DATA FOR THIS TASK.
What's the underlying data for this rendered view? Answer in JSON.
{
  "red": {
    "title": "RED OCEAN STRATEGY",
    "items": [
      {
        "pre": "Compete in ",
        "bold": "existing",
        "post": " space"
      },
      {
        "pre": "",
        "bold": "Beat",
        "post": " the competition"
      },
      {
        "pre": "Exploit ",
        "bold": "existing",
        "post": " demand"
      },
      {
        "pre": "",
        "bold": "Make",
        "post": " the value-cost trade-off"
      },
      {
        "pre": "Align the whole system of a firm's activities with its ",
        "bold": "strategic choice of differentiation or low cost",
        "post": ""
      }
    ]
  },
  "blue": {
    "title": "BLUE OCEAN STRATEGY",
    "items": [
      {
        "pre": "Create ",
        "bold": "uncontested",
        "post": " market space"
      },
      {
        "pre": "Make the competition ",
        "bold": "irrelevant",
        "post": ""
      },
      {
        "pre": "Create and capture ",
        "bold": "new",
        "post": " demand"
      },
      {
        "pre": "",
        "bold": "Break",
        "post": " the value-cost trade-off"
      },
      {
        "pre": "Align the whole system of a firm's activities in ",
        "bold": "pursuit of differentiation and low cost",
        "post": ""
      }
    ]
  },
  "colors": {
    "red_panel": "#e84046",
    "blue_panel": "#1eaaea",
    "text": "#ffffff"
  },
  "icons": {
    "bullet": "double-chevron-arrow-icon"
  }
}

TASK REQUIREMENTS.
Extract each line of the material exactly as it stands.

PROBLEM SOLUTION.
What's the underlying data for this rendered view? Answer in JSON.
{
  "red": {
    "title": "RED OCEAN STRATEGY",
    "items": [
      {
        "pre": "Compete in ",
        "bold": "existing",
        "post": " space"
      },
      {
        "pre": "",
        "bold": "Beat",
        "post": " the competition"
      },
      {
        "pre": "Exploit ",
        "bold": "existing",
        "post": " demand"
      },
      {
        "pre": "",
        "bold": "Make",
        "post": " the value-cost trade-off"
      },
      {
        "pre": "Align the whole system of a firm's activities with its ",
        "bold": "strategic choice of differentiation or low cost",
        "post": ""
      }
    ]
  },
  "blue": {
    "title": "BLUE OCEAN STRATEGY",
    "items": [
      {
        "pre": "Create ",
        "bold": "uncontested",
        "post": " market space"
      },
      {
        "pre": "Make the competition ",
        "bold": "irrelevant",
        "post": ""
      },
      {
        "pre": "Create and capture ",
        "bold": "new",
        "post": " demand"
      },
      {
        "pre": "",
        "bold": "Break",
        "post": " the value-cost trade-off"
      },
      {
        "pre": "Align the whole system of a firm's activities in ",
        "bold": "pursuit of differentiation and low cost",
        "post": ""
      }
    ]
  },
  "colors": {
    "red_panel": "#e84046",
    "blue_panel": "#1eaaea",
    "text": "#ffffff"
  },
  "icons": {
    "bullet": "double-chevron-arrow-icon"
  }
}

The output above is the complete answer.